[Dataset items]
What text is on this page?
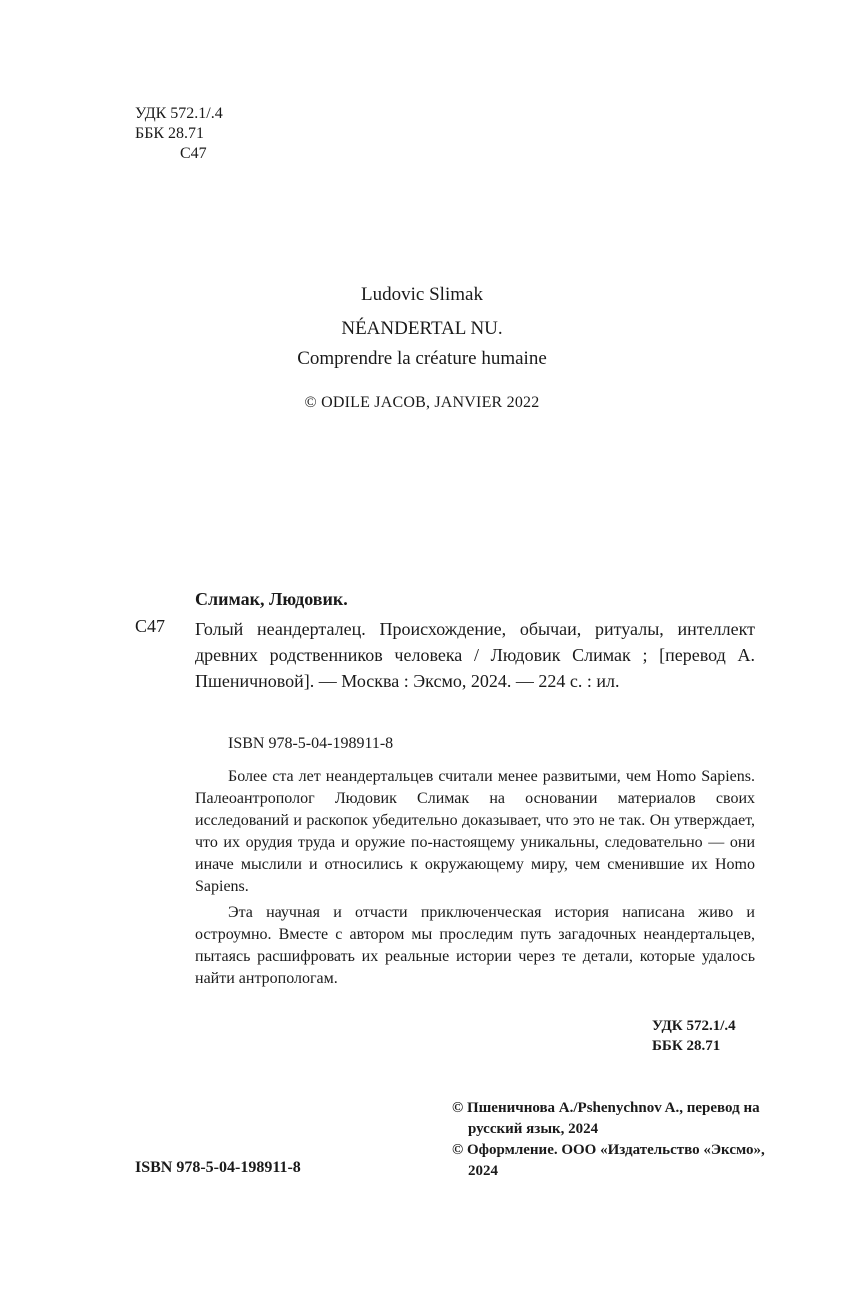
УДК 572.1/.4
ББК 28.71
С47
Ludovic Slimak
NÉANDERTAL NU.
Comprendre la créature humaine
© ODILE JACOB, JANVIER 2022
Слимак, Людовик.
С47 Голый неандерталец. Происхождение, обычаи, ритуалы, интеллект древних родственников человека / Людовик Слимак ; [перевод А. Пшеничновой]. — Москва : Эксмо, 2024. — 224 с. : ил.

ISBN 978-5-04-198911-8

Более ста лет неандертальцев считали менее развитыми, чем Homo Sapiens. Палеоантрополог Людовик Слимак на основании материалов своих исследований и раскопок убедительно доказывает, что это не так. Он утверждает, что их орудия труда и оружие по-настоящему уникальны, следовательно — они иначе мыслили и относились к окружающему миру, чем сменившие их Homo Sapiens.

Эта научная и отчасти приключенческая история написана живо и остроумно. Вместе с автором мы проследим путь загадочных неандертальцев, пытаясь расшифровать их реальные истории через те детали, которые удалось найти антропологам.

УДК 572.1/.4
ББК 28.71
© Пшеничнова А./Pshenychnov A., перевод на русский язык, 2024
© Оформление. ООО «Издательство «Эксмо», 2024
ISBN 978-5-04-198911-8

> **WORK TO COMPLETE**:
Copy out all the entries exactly. Images stay out of the copy.

> **TASK SOLUTION**:
What text is on this page?
УДК 572.1/.4
ББК 28.71
С47
Ludovic Slimak
NÉANDERTAL NU.
Comprendre la créature humaine
© ODILE JACOB, JANVIER 2022
Слимак, Людовик.
С47 Голый неандерталец. Происхождение, обычаи, ритуалы, интеллект древних родственников человека / Людовик Слимак ; [перевод А. Пшеничновой]. — Москва : Эксмо, 2024. — 224 с. : ил.

ISBN 978-5-04-198911-8

Более ста лет неандертальцев считали менее развитыми, чем Homo Sapiens. Палеоантрополог Людовик Слимак на основании материалов своих исследований и раскопок убедительно доказывает, что это не так. Он утверждает, что их орудия труда и оружие по-настоящему уникальны, следовательно — они иначе мыслили и относились к окружающему миру, чем сменившие их Homo Sapiens.

Эта научная и отчасти приключенческая история написана живо и остроумно. Вместе с автором мы проследим путь загадочных неандертальцев, пытаясь расшифровать их реальные истории через те детали, которые удалось найти антропологам.

УДК 572.1/.4
ББК 28.71
© Пшеничнова А./Pshenychnov A., перевод на русский язык, 2024
© Оформление. ООО «Издательство «Эксмо», 2024
ISBN 978-5-04-198911-8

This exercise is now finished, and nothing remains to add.